* _INSTRUCTIONS TO FOLLOW_:
Restate, word for word, all of the material shown below.

Entries from a dataset:
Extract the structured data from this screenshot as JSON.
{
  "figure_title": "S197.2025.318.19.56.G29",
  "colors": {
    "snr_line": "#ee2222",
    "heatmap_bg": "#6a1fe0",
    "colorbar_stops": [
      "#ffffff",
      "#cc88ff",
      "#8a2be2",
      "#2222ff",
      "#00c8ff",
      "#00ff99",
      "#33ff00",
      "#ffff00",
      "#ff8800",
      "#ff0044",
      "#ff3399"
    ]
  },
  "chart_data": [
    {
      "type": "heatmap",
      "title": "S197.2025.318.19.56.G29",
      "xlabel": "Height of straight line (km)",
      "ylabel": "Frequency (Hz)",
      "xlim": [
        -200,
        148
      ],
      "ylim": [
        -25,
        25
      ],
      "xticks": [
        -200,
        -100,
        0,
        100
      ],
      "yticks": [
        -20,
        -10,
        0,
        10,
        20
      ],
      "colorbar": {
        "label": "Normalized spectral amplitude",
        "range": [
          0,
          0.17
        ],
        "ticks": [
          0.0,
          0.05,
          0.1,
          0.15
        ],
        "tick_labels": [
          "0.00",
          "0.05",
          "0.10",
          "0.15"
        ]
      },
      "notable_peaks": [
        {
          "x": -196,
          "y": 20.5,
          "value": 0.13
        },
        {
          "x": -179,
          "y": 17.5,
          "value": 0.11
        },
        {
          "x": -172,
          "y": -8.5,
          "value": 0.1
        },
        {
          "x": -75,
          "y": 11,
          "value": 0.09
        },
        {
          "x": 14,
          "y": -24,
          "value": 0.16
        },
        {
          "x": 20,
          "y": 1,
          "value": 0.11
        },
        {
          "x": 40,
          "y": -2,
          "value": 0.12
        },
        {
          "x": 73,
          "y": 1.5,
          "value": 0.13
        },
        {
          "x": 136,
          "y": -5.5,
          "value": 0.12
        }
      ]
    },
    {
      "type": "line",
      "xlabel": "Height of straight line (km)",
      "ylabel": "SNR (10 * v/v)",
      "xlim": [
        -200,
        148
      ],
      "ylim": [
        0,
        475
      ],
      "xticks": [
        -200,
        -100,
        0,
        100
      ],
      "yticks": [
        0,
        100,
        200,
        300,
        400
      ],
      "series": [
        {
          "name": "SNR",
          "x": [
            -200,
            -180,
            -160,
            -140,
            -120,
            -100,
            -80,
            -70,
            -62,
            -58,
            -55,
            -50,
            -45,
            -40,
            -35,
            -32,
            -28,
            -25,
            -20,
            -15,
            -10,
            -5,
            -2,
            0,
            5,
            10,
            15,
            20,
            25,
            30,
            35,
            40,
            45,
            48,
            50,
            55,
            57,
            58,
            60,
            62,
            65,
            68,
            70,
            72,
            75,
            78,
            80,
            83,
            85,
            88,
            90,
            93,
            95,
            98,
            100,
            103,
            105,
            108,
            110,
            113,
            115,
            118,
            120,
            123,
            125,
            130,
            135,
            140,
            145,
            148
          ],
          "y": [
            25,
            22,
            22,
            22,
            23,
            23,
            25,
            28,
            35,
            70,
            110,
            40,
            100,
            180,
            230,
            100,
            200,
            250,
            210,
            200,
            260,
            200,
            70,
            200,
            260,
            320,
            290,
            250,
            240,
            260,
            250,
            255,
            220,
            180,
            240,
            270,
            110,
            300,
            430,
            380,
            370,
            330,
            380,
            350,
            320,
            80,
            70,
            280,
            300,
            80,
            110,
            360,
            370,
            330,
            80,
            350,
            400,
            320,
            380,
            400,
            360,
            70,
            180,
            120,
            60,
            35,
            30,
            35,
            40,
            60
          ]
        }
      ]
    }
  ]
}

* _ANSWER TO THE PROBLEM_:
Extract the structured data from this screenshot as JSON.
{
  "figure_title": "S197.2025.318.19.56.G29",
  "colors": {
    "snr_line": "#ee2222",
    "heatmap_bg": "#6a1fe0",
    "colorbar_stops": [
      "#ffffff",
      "#cc88ff",
      "#8a2be2",
      "#2222ff",
      "#00c8ff",
      "#00ff99",
      "#33ff00",
      "#ffff00",
      "#ff8800",
      "#ff0044",
      "#ff3399"
    ]
  },
  "chart_data": [
    {
      "type": "heatmap",
      "title": "S197.2025.318.19.56.G29",
      "xlabel": "Height of straight line (km)",
      "ylabel": "Frequency (Hz)",
      "xlim": [
        -200,
        148
      ],
      "ylim": [
        -25,
        25
      ],
      "xticks": [
        -200,
        -100,
        0,
        100
      ],
      "yticks": [
        -20,
        -10,
        0,
        10,
        20
      ],
      "colorbar": {
        "label": "Normalized spectral amplitude",
        "range": [
          0,
          0.17
        ],
        "ticks": [
          0.0,
          0.05,
          0.1,
          0.15
        ],
        "tick_labels": [
          "0.00",
          "0.05",
          "0.10",
          "0.15"
        ]
      },
      "notable_peaks": [
        {
          "x": -196,
          "y": 20.5,
          "value": 0.13
        },
        {
          "x": -179,
          "y": 17.5,
          "value": 0.11
        },
        {
          "x": -172,
          "y": -8.5,
          "value": 0.1
        },
        {
          "x": -75,
          "y": 11,
          "value": 0.09
        },
        {
          "x": 14,
          "y": -24,
          "value": 0.16
        },
        {
          "x": 20,
          "y": 1,
          "value": 0.11
        },
        {
          "x": 40,
          "y": -2,
          "value": 0.12
        },
        {
          "x": 73,
          "y": 1.5,
          "value": 0.13
        },
        {
          "x": 136,
          "y": -5.5,
          "value": 0.12
        }
      ]
    },
    {
      "type": "line",
      "xlabel": "Height of straight line (km)",
      "ylabel": "SNR (10 * v/v)",
      "xlim": [
        -200,
        148
      ],
      "ylim": [
        0,
        475
      ],
      "xticks": [
        -200,
        -100,
        0,
        100
      ],
      "yticks": [
        0,
        100,
        200,
        300,
        400
      ],
      "series": [
        {
          "name": "SNR",
          "x": [
            -200,
            -180,
            -160,
            -140,
            -120,
            -100,
            -80,
            -70,
            -62,
            -58,
            -55,
            -50,
            -45,
            -40,
            -35,
            -32,
            -28,
            -25,
            -20,
            -15,
            -10,
            -5,
            -2,
            0,
            5,
            10,
            15,
            20,
            25,
            30,
            35,
            40,
            45,
            48,
            50,
            55,
            57,
            58,
            60,
            62,
            65,
            68,
            70,
            72,
            75,
            78,
            80,
            83,
            85,
            88,
            90,
            93,
            95,
            98,
            100,
            103,
            105,
            108,
            110,
            113,
            115,
            118,
            120,
            123,
            125,
            130,
            135,
            140,
            145,
            148
          ],
          "y": [
            25,
            22,
            22,
            22,
            23,
            23,
            25,
            28,
            35,
            70,
            110,
            40,
            100,
            180,
            230,
            100,
            200,
            250,
            210,
            200,
            260,
            200,
            70,
            200,
            260,
            320,
            290,
            250,
            240,
            260,
            250,
            255,
            220,
            180,
            240,
            270,
            110,
            300,
            430,
            380,
            370,
            330,
            380,
            350,
            320,
            80,
            70,
            280,
            300,
            80,
            110,
            360,
            370,
            330,
            80,
            350,
            400,
            320,
            380,
            400,
            360,
            70,
            180,
            120,
            60,
            35,
            30,
            35,
            40,
            60
          ]
        }
      ]
    }
  ]
}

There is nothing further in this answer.